— Exercise requirements —
Select and reproduce each line of the listing below that bears the string "Diag".

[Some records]
********
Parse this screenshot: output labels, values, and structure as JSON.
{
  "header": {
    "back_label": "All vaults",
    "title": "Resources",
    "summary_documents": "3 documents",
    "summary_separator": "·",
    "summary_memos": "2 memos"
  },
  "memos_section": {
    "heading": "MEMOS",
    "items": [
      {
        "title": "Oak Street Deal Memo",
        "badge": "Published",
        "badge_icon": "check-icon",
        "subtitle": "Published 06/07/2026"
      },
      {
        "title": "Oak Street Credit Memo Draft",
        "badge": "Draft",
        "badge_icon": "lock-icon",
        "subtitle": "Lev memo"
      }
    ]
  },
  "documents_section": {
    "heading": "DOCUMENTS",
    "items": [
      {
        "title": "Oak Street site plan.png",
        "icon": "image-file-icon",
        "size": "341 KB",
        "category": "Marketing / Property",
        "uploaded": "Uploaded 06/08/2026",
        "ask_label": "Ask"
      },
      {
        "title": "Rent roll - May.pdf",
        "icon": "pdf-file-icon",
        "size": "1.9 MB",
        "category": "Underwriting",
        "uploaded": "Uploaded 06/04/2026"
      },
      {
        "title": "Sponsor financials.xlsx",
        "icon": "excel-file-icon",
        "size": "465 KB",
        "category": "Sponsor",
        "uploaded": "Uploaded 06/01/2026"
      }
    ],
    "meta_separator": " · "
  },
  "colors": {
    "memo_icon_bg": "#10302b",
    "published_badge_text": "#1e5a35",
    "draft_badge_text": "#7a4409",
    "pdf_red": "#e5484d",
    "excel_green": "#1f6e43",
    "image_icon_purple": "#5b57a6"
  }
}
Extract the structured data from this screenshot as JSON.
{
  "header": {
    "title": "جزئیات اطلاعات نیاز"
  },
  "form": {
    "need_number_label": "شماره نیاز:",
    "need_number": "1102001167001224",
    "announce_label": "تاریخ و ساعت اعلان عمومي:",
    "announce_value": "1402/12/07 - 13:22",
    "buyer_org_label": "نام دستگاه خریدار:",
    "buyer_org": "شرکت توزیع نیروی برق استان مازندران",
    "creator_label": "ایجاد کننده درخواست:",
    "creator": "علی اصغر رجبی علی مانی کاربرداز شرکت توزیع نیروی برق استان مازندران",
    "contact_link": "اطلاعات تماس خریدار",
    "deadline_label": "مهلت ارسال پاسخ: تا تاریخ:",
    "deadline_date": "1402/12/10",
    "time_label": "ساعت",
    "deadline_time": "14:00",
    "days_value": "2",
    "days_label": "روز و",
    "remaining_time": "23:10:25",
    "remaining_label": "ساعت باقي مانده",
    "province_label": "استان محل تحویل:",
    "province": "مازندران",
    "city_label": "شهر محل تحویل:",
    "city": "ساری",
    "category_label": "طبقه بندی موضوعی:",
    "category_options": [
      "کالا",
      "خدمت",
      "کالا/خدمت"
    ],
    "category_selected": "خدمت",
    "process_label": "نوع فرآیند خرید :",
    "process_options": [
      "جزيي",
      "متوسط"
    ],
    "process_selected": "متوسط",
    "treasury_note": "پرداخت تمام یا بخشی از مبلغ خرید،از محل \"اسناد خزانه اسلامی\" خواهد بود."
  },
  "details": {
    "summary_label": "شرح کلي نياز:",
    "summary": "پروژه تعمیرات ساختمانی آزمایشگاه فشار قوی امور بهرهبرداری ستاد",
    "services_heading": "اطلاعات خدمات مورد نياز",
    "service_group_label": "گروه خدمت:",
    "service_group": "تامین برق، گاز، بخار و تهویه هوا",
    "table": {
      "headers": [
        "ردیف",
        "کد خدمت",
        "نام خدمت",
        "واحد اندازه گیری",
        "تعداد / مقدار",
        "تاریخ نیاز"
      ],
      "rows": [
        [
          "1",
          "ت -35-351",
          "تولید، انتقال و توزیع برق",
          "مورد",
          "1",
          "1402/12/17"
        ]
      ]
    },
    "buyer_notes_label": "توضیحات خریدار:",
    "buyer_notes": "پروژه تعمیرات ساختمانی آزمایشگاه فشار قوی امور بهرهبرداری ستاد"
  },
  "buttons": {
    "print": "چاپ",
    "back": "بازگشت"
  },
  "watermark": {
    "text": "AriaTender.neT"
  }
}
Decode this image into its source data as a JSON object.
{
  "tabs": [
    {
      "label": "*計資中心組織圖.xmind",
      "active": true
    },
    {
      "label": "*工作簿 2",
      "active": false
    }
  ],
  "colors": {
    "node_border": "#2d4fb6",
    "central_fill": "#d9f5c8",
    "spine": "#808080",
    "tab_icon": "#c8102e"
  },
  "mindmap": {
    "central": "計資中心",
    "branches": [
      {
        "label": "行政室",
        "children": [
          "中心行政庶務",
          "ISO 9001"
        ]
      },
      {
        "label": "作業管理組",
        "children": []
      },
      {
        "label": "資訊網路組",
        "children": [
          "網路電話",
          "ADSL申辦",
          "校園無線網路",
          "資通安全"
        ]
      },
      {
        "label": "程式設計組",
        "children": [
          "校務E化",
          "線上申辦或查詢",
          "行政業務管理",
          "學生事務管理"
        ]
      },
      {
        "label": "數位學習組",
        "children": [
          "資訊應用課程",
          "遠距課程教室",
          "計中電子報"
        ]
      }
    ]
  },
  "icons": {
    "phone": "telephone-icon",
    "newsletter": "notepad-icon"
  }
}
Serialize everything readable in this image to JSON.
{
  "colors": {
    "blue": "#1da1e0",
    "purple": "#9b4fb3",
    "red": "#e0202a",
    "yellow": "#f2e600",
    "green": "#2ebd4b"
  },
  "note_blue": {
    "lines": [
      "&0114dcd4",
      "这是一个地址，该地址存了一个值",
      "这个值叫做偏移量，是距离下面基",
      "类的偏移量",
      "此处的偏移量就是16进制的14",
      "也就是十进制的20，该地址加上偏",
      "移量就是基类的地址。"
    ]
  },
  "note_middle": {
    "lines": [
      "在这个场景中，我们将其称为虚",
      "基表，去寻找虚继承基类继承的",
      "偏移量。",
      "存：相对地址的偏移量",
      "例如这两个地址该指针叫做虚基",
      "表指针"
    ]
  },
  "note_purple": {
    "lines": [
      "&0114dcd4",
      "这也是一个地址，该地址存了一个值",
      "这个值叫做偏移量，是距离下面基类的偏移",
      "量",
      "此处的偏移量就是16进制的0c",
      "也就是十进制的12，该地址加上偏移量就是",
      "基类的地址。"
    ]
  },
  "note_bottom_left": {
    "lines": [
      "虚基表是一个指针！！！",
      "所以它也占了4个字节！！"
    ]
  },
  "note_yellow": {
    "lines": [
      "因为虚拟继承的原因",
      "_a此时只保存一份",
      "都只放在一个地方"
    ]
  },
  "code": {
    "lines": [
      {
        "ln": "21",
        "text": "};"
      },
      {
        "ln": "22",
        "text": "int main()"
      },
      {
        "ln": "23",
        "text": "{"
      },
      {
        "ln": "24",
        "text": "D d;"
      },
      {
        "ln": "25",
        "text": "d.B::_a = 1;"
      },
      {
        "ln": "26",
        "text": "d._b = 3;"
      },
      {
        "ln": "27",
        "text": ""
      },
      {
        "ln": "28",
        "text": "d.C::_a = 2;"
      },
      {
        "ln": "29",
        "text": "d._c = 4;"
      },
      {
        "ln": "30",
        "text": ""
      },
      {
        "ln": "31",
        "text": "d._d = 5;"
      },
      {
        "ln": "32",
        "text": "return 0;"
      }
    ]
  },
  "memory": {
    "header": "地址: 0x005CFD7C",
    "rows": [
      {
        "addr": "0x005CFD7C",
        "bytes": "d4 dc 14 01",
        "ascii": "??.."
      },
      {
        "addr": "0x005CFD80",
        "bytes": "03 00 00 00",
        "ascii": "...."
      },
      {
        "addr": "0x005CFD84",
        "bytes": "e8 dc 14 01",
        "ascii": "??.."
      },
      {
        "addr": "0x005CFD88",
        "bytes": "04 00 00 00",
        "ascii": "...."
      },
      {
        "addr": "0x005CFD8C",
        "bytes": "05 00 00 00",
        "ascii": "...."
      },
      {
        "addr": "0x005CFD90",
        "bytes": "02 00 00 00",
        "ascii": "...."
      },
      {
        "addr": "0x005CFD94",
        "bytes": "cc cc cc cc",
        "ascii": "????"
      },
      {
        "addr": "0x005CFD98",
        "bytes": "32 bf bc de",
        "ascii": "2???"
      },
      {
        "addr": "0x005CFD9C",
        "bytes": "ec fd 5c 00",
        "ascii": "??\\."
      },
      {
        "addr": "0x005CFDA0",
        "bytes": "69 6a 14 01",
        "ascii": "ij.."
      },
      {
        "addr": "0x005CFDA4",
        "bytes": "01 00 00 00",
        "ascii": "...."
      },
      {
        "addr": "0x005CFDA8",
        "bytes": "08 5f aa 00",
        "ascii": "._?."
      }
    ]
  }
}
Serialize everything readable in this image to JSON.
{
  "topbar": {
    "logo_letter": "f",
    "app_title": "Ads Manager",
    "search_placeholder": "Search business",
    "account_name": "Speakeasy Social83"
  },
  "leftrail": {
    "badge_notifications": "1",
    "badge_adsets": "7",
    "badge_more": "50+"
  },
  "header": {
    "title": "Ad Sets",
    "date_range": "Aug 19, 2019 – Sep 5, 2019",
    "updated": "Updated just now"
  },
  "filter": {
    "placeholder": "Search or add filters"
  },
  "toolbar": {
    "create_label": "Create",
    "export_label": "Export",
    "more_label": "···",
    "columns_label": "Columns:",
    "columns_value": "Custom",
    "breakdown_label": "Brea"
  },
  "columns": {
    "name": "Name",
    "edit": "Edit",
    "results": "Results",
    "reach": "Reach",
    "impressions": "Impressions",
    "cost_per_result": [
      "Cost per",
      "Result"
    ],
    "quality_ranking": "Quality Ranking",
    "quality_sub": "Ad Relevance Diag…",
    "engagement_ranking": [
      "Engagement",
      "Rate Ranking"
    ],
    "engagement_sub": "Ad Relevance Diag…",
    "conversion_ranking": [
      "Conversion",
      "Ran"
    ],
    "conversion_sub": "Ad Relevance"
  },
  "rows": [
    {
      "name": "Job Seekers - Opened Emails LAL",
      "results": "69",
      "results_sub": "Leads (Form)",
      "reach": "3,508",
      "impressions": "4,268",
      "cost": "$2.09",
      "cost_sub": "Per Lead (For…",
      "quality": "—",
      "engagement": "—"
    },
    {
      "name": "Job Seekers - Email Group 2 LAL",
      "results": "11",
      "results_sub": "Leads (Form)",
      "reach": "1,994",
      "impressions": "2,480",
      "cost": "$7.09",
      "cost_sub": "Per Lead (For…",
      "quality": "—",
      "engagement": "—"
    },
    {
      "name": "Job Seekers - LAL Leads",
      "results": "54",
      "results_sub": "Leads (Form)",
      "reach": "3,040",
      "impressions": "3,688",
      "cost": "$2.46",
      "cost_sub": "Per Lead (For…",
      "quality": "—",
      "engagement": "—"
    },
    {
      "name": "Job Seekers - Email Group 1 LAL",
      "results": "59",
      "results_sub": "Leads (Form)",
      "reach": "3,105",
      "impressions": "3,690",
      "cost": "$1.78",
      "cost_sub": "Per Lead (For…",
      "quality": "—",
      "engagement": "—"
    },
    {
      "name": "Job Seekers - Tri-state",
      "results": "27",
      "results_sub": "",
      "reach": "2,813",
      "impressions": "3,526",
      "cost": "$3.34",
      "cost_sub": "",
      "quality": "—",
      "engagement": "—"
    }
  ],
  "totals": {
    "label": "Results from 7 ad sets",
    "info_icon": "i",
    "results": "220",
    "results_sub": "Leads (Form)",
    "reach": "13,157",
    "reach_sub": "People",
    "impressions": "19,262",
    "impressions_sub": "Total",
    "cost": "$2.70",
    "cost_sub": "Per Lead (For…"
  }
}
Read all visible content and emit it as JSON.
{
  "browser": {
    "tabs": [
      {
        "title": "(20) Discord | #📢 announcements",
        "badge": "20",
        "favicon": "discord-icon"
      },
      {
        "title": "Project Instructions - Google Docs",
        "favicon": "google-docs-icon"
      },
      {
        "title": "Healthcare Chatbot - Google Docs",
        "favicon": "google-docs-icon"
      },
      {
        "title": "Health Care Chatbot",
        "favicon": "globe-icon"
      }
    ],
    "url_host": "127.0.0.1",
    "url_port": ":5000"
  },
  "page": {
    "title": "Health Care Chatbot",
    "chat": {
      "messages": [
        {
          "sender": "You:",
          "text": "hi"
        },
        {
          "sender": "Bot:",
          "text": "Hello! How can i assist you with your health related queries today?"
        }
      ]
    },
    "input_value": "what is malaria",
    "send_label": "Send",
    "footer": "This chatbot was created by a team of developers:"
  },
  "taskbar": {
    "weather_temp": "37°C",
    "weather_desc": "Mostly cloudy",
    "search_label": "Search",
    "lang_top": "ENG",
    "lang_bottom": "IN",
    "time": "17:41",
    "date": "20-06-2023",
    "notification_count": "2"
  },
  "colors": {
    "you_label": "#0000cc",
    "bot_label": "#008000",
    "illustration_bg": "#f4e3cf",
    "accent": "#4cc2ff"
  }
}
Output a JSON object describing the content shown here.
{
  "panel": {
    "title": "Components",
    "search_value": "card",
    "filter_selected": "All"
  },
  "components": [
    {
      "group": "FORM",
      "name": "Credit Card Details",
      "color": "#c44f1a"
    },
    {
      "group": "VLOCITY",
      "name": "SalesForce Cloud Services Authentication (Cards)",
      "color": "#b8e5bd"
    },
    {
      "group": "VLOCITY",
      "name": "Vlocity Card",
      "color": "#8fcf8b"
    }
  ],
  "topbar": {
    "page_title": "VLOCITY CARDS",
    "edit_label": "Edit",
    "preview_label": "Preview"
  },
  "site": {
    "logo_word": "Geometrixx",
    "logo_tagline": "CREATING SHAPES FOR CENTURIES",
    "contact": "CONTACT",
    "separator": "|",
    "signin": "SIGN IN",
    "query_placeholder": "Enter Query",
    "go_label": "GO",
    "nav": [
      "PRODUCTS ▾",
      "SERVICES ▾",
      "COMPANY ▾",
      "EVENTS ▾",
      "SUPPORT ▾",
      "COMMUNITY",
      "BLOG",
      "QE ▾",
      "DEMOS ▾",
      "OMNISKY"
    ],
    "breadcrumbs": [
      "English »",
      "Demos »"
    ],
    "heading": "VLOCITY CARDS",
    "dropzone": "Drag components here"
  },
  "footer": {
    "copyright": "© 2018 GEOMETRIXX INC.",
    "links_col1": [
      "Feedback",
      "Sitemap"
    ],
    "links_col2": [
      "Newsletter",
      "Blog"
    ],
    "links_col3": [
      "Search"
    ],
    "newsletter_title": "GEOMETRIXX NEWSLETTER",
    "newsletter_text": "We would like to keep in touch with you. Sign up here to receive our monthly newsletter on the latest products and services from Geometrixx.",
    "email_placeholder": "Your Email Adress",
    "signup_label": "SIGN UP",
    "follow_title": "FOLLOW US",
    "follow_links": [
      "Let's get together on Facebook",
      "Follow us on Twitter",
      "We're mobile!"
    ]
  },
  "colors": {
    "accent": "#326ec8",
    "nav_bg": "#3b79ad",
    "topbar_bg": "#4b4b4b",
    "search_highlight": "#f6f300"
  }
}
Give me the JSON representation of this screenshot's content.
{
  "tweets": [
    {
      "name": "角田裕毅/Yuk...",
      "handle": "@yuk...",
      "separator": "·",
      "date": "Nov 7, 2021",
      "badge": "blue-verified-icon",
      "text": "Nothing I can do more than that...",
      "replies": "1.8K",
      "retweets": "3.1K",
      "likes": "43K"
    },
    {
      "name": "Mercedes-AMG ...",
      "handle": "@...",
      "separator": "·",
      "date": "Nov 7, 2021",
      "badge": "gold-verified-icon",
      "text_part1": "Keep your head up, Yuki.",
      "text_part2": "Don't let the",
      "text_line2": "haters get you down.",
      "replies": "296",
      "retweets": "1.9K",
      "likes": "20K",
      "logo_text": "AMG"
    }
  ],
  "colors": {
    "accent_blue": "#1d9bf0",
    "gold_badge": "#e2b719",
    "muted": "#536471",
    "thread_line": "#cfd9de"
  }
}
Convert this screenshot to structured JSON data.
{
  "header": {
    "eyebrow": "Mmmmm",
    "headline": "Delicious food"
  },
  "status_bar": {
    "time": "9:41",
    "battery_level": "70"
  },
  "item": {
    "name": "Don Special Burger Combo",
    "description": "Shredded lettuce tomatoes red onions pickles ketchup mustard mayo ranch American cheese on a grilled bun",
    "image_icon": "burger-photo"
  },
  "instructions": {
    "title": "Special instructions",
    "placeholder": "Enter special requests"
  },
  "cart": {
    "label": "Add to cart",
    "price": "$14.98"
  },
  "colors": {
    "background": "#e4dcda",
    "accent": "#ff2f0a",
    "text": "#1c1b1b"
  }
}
********
— Output below —
    "quality_sub": "Ad Relevance Diag…",
    "engagement_sub": "Ad Relevance Diag…",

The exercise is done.